_Texte à lire_
.....
On sacrifie les jeunes générations pour garantir les avantages acquis des anciens. Une fois de plus, la répartition s’apparente à un « Madoff ».

Un arrêté, établi par Caisse Nationale des Barreaux Français (CNBF) et publié au Journal officiel par un décret du 2 juillet, réforme la retraite complémentaire des avocats. Il ne plaide pas en faveur de la « solidarité » de cette profession.


Le régime de retraite complémentaire des avocats a été rendu obligatoire voilà 35 ans, en 1979. Il prévoyait deux taux de cotisation, correspondant à deux tranches de revenus :

- 3,11 % pour la tranche inférieure à 41 674 € (en 2014)

- 6,21 % pour la tranche supérieure.

En outre, depuis 1987, les avocats dont les revenus se situaient dans la deuxième tranche avaient la possibilité, s’ils le souhaitaient, de cotiser davantage (+ 2,69 %, plus 6,62 % ou 9,52 % selon leur choix) pour acquérir plus de points.

Cette retraite complémentaire a pour caractéristique, insolite pour un régime de profession libérale, d’avoir fonctionné par répartition et par points dès sa création (1). En répartition, en effet, les cotisations des actifs alimentent les pensions des retraités. En l’occurrence, lors de la mise en place du régime, des points retraite furent attribués gratuitement à des avocats sur le point de prendre leur retraite, qui n’avaient pas cotisé.
.....
_Données fournies_

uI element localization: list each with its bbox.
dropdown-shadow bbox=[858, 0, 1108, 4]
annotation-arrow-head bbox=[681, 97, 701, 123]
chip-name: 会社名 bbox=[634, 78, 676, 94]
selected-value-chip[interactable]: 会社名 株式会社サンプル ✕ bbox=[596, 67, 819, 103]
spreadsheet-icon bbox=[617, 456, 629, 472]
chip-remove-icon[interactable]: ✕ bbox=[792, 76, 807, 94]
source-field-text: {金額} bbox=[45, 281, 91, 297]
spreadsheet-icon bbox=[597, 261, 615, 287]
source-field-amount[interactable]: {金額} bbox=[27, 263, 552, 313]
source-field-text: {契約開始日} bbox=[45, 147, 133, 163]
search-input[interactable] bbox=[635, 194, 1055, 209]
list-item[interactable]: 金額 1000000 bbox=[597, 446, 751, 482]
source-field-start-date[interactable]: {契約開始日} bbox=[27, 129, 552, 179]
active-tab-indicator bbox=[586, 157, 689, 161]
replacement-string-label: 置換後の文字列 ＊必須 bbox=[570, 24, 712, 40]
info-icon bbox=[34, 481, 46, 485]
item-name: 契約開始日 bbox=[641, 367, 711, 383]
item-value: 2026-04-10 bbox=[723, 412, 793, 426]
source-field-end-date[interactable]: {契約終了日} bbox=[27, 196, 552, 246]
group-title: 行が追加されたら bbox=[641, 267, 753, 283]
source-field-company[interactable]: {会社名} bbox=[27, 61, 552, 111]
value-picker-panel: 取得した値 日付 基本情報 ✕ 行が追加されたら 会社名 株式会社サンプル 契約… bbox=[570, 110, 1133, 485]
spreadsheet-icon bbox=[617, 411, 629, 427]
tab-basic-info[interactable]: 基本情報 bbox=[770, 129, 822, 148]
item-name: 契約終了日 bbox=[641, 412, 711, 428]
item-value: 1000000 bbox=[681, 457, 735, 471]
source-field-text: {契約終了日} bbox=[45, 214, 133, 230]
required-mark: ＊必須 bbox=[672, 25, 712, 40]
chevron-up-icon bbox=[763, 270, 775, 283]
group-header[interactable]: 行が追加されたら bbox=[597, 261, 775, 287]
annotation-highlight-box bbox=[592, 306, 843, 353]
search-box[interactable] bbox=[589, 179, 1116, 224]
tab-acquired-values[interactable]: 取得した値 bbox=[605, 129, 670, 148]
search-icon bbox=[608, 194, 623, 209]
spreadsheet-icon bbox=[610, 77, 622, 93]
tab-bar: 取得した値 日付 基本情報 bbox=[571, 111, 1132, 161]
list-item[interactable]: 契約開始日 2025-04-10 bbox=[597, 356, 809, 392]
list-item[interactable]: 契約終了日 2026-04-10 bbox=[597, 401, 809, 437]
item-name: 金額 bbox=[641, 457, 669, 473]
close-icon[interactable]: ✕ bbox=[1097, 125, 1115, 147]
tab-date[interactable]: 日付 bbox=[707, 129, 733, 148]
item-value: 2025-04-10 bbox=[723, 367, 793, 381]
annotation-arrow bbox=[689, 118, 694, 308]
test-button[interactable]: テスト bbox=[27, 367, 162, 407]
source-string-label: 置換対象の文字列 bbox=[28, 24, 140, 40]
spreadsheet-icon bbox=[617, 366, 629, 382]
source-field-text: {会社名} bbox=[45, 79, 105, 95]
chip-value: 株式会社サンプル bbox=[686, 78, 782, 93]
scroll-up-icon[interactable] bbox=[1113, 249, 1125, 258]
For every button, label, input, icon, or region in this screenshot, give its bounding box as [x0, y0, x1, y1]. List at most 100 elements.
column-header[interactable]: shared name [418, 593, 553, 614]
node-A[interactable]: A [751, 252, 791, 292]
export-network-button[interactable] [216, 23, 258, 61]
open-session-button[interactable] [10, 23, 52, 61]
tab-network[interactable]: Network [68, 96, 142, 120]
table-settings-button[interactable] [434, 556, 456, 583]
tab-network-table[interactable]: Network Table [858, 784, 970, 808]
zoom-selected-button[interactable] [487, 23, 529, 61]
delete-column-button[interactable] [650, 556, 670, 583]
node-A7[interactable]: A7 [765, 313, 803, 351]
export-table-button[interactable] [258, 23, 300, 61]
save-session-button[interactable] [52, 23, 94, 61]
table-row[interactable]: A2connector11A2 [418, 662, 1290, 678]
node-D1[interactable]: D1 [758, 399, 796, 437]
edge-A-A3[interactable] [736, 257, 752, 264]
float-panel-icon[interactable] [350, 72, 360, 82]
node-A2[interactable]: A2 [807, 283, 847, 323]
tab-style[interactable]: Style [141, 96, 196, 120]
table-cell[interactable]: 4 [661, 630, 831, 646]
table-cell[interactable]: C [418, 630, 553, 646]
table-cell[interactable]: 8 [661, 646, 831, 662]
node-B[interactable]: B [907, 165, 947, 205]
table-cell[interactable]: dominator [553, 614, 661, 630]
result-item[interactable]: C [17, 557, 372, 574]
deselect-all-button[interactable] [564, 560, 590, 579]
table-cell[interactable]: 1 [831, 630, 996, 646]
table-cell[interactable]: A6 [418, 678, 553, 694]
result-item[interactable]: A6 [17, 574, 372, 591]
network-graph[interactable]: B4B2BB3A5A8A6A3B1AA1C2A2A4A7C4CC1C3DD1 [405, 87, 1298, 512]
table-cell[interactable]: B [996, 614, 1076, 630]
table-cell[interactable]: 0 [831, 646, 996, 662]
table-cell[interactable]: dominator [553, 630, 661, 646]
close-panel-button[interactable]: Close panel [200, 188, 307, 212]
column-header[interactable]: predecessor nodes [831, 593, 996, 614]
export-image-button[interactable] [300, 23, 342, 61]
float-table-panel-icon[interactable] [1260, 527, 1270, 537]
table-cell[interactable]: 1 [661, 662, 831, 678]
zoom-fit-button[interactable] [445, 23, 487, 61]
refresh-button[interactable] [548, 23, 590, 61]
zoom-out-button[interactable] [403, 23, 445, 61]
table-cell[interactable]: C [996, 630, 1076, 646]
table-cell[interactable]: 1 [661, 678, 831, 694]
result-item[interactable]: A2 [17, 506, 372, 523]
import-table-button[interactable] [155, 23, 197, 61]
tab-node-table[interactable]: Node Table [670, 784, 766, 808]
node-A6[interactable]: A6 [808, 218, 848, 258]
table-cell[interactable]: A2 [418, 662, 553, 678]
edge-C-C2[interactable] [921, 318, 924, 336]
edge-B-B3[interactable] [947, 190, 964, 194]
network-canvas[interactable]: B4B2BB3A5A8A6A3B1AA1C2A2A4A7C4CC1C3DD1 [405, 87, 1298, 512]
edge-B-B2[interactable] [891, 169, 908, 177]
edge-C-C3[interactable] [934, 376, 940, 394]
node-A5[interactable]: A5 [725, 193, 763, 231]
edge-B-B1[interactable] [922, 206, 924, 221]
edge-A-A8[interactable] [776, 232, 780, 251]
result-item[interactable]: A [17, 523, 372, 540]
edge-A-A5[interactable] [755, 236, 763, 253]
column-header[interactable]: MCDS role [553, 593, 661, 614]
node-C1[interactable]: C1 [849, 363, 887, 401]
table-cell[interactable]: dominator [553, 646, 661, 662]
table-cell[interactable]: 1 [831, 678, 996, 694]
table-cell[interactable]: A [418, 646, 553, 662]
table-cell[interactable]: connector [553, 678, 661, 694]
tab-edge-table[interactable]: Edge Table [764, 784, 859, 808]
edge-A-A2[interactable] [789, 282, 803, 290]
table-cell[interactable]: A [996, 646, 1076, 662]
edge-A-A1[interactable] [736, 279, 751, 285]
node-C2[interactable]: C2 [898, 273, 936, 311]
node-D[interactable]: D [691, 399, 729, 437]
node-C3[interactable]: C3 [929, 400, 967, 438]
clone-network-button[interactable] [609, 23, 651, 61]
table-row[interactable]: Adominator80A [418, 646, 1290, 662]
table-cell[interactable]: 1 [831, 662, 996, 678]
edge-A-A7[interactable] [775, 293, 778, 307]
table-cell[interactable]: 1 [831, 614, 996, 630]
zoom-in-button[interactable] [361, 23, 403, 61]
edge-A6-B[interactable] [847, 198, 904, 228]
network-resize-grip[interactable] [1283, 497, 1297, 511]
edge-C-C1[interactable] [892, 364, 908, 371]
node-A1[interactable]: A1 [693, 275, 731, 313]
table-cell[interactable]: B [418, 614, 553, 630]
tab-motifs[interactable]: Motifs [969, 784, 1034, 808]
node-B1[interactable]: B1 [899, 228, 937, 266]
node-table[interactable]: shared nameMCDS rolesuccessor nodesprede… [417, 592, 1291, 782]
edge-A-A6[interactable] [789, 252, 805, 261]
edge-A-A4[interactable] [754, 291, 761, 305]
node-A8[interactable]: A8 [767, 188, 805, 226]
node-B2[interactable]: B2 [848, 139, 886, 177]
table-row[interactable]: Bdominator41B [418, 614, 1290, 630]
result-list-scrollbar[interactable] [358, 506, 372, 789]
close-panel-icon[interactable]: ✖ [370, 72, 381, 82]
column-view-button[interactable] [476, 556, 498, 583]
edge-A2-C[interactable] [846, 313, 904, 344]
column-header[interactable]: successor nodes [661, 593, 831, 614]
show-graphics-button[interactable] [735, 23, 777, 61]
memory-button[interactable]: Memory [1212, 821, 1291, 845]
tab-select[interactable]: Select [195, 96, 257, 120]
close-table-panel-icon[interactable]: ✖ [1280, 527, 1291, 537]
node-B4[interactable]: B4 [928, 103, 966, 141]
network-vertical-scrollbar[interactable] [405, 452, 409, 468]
.....
_Travail à faire_
a) Recopiez à l'identique les lignes des enregistrements, en partant du tout début et en allant jusqu'à la ligne qui contient « annotation-highlight-box bbox=[592, 306, 843, 353] », celle-ci comprise.
b) Prolongez le texte sur la retraite complémentaire des avocats à partir de sa dernière phrase.
Le texte et les enregistrements n'ont aucun rapport entre eux.

_Réponses proposées_
a)
uI element localization: list each with its bbox.
dropdown-shadow bbox=[858, 0, 1108, 4]
annotation-arrow-head bbox=[681, 97, 701, 123]
chip-name: 会社名 bbox=[634, 78, 676, 94]
selected-value-chip[interactable]: 会社名 株式会社サンプル ✕ bbox=[596, 67, 819, 103]
spreadsheet-icon bbox=[617, 456, 629, 472]
chip-remove-icon[interactable]: ✕ bbox=[792, 76, 807, 94]
source-field-text: {金額} bbox=[45, 281, 91, 297]
spreadsheet-icon bbox=[597, 261, 615, 287]
source-field-amount[interactable]: {金額} bbox=[27, 263, 552, 313]
source-field-text: {契約開始日} bbox=[45, 147, 133, 163]
search-input[interactable] bbox=[635, 194, 1055, 209]
list-item[interactable]: 金額 1000000 bbox=[597, 446, 751, 482]
source-field-start-date[interactable]: {契約開始日} bbox=[27, 129, 552, 179]
active-tab-indicator bbox=[586, 157, 689, 161]
replacement-string-label: 置換後の文字列 ＊必須 bbox=[570, 24, 712, 40]
info-icon bbox=[34, 481, 46, 485]
item-name: 契約開始日 bbox=[641, 367, 711, 383]
item-value: 2026-04-10 bbox=[723, 412, 793, 426]
source-field-end-date[interactable]: {契約終了日} bbox=[27, 196, 552, 246]
group-title: 行が追加されたら bbox=[641, 267, 753, 283]
source-field-company[interactable]: {会社名} bbox=[27, 61, 552, 111]
value-picker-panel: 取得した値 日付 基本情報 ✕ 行が追加されたら 会社名 株式会社サンプル 契約… bbox=[570, 110, 1133, 485]
spreadsheet-icon bbox=[617, 411, 629, 427]
tab-basic-info[interactable]: 基本情報 bbox=[770, 129, 822, 148]
item-name: 契約終了日 bbox=[641, 412, 711, 428]
item-value: 1000000 bbox=[681, 457, 735, 471]
source-field-text: {契約終了日} bbox=[45, 214, 133, 230]
required-mark: ＊必須 bbox=[672, 25, 712, 40]
chevron-up-icon bbox=[763, 270, 775, 283]
group-header[interactable]: 行が追加されたら bbox=[597, 261, 775, 287]
annotation-highlight-box bbox=[592, 306, 843, 353]

b)
La réforme en cours, qui s’appliquera progressivement à partir du 1er janvier 2015 jusqu’en 2029, prévoit de remplacer à terme les tranches actuelles par cinq tranches, avec des taux de cotisations obligatoires de 6 %, 11,6 %, 13,7 %, 15,8 % et 17,9 % selon les revenus. Dans tous les cas, le taux double donc ou peu s’en faut. Et les sur-cotisations optionnelles disparaissent, le caractère obligatoire prévalant désormais.

En outre, il est prévu que le rendement soit réduit et ne puisse pas dépasser 7,5 % en 2029, contre 10 % actuellement.

Pour justifier ces changements, la CNBF fait notamment valoir :

- que « le rapport cotisants/retraités est moins bon qu’à la création du régime », en raison de l’augmentation du nombre des retraités et de l’allongement de l’espérance de vie

- que les pouvoirs publics risquaient de supprimer les avantages fiscaux et sociaux du régime, et que les options intéresseraient donc moins les jeunes générations.


Au premier argument, on peut objecter que le régime des avocats bénéficie d’une démographie que peuvent lui envier tous les autres régimes, avec 57 669 cotisants pour 13 029 bénéficiaires en 2014 – soit plus de 4,4 pour 1. En comparaison, le rapport est de 1,3 pour 1 à l’Arrco et de 2,1 pour 1 à l’Agirc.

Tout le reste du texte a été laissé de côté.